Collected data
================

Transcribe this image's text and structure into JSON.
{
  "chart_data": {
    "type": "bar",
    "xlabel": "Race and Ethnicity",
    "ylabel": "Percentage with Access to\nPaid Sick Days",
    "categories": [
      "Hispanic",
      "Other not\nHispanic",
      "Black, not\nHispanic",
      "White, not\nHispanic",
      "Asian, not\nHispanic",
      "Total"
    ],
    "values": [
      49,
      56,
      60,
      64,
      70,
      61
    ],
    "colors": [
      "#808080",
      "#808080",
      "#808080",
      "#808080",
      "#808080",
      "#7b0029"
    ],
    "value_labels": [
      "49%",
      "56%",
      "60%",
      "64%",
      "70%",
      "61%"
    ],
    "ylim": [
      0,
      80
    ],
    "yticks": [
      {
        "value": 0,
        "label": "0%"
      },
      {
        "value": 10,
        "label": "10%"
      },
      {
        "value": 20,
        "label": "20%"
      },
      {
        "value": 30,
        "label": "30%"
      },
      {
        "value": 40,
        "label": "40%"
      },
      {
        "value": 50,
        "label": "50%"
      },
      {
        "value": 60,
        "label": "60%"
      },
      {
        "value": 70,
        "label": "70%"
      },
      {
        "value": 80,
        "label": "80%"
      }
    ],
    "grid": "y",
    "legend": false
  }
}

================

All entries shown above should be printed again exactly.

Transcribe this image's text and structure into JSON.
{
  "chart_data": {
    "type": "bar",
    "xlabel": "Race and Ethnicity",
    "ylabel": "Percentage with Access to\nPaid Sick Days",
    "categories": [
      "Hispanic",
      "Other not\nHispanic",
      "Black, not\nHispanic",
      "White, not\nHispanic",
      "Asian, not\nHispanic",
      "Total"
    ],
    "values": [
      49,
      56,
      60,
      64,
      70,
      61
    ],
    "colors": [
      "#808080",
      "#808080",
      "#808080",
      "#808080",
      "#808080",
      "#7b0029"
    ],
    "value_labels": [
      "49%",
      "56%",
      "60%",
      "64%",
      "70%",
      "61%"
    ],
    "ylim": [
      0,
      80
    ],
    "yticks": [
      {
        "value": 0,
        "label": "0%"
      },
      {
        "value": 10,
        "label": "10%"
      },
      {
        "value": 20,
        "label": "20%"
      },
      {
        "value": 30,
        "label": "30%"
      },
      {
        "value": 40,
        "label": "40%"
      },
      {
        "value": 50,
        "label": "50%"
      },
      {
        "value": 60,
        "label": "60%"
      },
      {
        "value": 70,
        "label": "70%"
      },
      {
        "value": 80,
        "label": "80%"
      }
    ],
    "grid": "y",
    "legend": false
  }
}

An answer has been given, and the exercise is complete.